Data excerpts
○ ○ ○ ○

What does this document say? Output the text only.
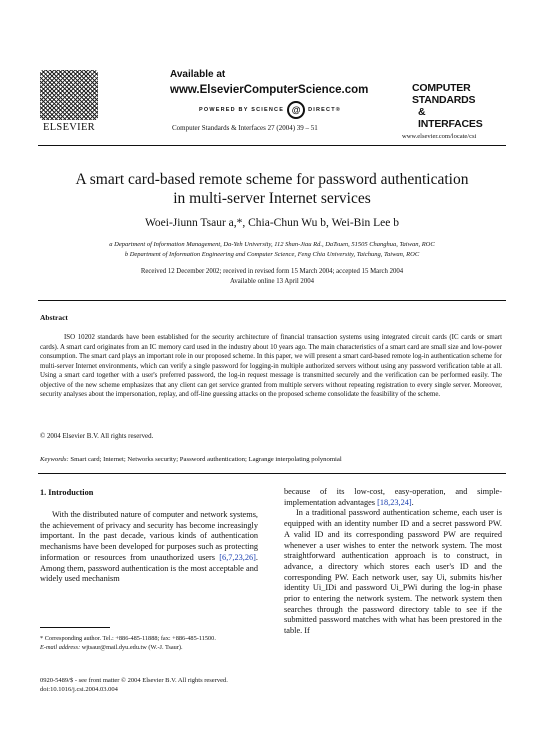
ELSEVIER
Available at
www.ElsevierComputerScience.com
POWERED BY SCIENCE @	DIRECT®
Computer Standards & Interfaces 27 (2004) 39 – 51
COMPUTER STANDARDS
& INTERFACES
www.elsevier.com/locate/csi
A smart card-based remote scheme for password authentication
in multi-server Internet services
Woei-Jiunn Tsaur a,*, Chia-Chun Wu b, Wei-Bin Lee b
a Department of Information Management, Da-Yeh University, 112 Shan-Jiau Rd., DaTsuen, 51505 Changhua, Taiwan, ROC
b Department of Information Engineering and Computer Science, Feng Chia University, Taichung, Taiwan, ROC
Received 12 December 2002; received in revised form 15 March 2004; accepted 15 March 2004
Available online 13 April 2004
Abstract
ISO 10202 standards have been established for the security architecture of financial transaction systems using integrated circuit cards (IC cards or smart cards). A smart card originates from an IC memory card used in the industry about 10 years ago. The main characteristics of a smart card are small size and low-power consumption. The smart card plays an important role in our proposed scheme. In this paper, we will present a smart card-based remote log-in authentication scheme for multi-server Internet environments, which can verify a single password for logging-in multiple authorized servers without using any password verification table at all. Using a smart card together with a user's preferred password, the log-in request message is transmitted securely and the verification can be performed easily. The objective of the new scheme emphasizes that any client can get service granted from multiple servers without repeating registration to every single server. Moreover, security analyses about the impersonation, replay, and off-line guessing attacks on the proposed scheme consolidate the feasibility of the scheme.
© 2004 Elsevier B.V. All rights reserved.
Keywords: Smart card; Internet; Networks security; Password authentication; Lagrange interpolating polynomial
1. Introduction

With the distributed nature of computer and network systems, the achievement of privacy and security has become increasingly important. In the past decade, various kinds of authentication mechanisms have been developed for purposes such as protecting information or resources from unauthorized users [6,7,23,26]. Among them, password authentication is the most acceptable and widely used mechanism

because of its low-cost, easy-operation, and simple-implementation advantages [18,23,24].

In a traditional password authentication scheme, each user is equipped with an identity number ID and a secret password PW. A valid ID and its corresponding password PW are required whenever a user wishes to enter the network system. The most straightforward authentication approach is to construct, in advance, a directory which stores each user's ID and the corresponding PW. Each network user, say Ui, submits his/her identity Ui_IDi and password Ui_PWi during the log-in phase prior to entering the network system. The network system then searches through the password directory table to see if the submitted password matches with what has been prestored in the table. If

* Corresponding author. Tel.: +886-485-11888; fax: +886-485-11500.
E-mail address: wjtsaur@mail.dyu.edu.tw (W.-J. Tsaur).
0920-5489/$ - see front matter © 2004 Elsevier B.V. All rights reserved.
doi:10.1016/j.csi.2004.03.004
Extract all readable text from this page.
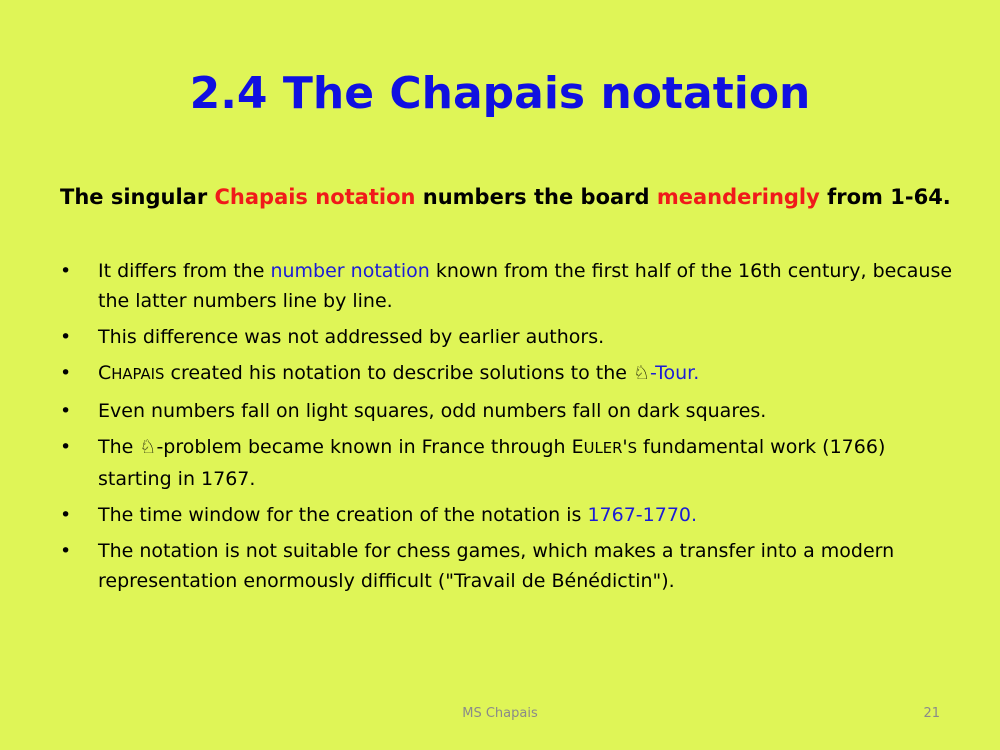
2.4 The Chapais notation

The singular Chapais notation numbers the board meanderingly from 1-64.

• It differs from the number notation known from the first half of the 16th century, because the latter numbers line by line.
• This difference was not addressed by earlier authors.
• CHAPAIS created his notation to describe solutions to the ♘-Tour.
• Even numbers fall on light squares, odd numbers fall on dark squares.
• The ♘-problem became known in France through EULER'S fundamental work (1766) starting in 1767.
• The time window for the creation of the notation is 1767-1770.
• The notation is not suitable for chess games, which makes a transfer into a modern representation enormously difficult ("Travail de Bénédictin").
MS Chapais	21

○ ○ ○ ○

Excluding the pictures, reproduce every entry exactly as given.

What does this document say? Output the text only.
ELSEVIER
Available at
www.ElsevierComputerScience.com
POWERED BY SCIENCE @	DIRECT®
Computer Standards & Interfaces 27 (2004) 39 – 51
COMPUTER STANDARDS
& INTERFACES
www.elsevier.com/locate/csi
A smart card-based remote scheme for password authentication
in multi-server Internet services
Woei-Jiunn Tsaur a,*, Chia-Chun Wu b, Wei-Bin Lee b
a Department of Information Management, Da-Yeh University, 112 Shan-Jiau Rd., DaTsuen, 51505 Changhua, Taiwan, ROC
b Department of Information Engineering and Computer Science, Feng Chia University, Taichung, Taiwan, ROC
Received 12 December 2002; received in revised form 15 March 2004; accepted 15 March 2004
Available online 13 April 2004
Abstract
ISO 10202 standards have been established for the security architecture of financial transaction systems using integrated circuit cards (IC cards or smart cards). A smart card originates from an IC memory card used in the industry about 10 years ago. The main characteristics of a smart card are small size and low-power consumption. The smart card plays an important role in our proposed scheme. In this paper, we will present a smart card-based remote log-in authentication scheme for multi-server Internet environments, which can verify a single password for logging-in multiple authorized servers without using any password verification table at all. Using a smart card together with a user's preferred password, the log-in request message is transmitted securely and the verification can be performed easily. The objective of the new scheme emphasizes that any client can get service granted from multiple servers without repeating registration to every single server. Moreover, security analyses about the impersonation, replay, and off-line guessing attacks on the proposed scheme consolidate the feasibility of the scheme.
© 2004 Elsevier B.V. All rights reserved.
Keywords: Smart card; Internet; Networks security; Password authentication; Lagrange interpolating polynomial
1. Introduction

With the distributed nature of computer and network systems, the achievement of privacy and security has become increasingly important. In the past decade, various kinds of authentication mechanisms have been developed for purposes such as protecting information or resources from unauthorized users [6,7,23,26]. Among them, password authentication is the most acceptable and widely used mechanism

because of its low-cost, easy-operation, and simple-implementation advantages [18,23,24].

In a traditional password authentication scheme, each user is equipped with an identity number ID and a secret password PW. A valid ID and its corresponding password PW are required whenever a user wishes to enter the network system. The most straightforward authentication approach is to construct, in advance, a directory which stores each user's ID and the corresponding PW. Each network user, say Ui, submits his/her identity Ui_IDi and password Ui_PWi during the log-in phase prior to entering the network system. The network system then searches through the password directory table to see if the submitted password matches with what has been prestored in the table. If

* Corresponding author. Tel.: +886-485-11888; fax: +886-485-11500.
E-mail address: wjtsaur@mail.dyu.edu.tw (W.-J. Tsaur).
0920-5489/$ - see front matter © 2004 Elsevier B.V. All rights reserved.
doi:10.1016/j.csi.2004.03.004
Extract all readable text from this page.
2.4 The Chapais notation

The singular Chapais notation numbers the board meanderingly from 1-64.

• It differs from the number notation known from the first half of the 16th century, because the latter numbers line by line.
• This difference was not addressed by earlier authors.
• CHAPAIS created his notation to describe solutions to the ♘-Tour.
• Even numbers fall on light squares, odd numbers fall on dark squares.
• The ♘-problem became known in France through EULER'S fundamental work (1766) starting in 1767.
• The time window for the creation of the notation is 1767-1770.
• The notation is not suitable for chess games, which makes a transfer into a modern representation enormously difficult ("Travail de Bénédictin").
MS Chapais	21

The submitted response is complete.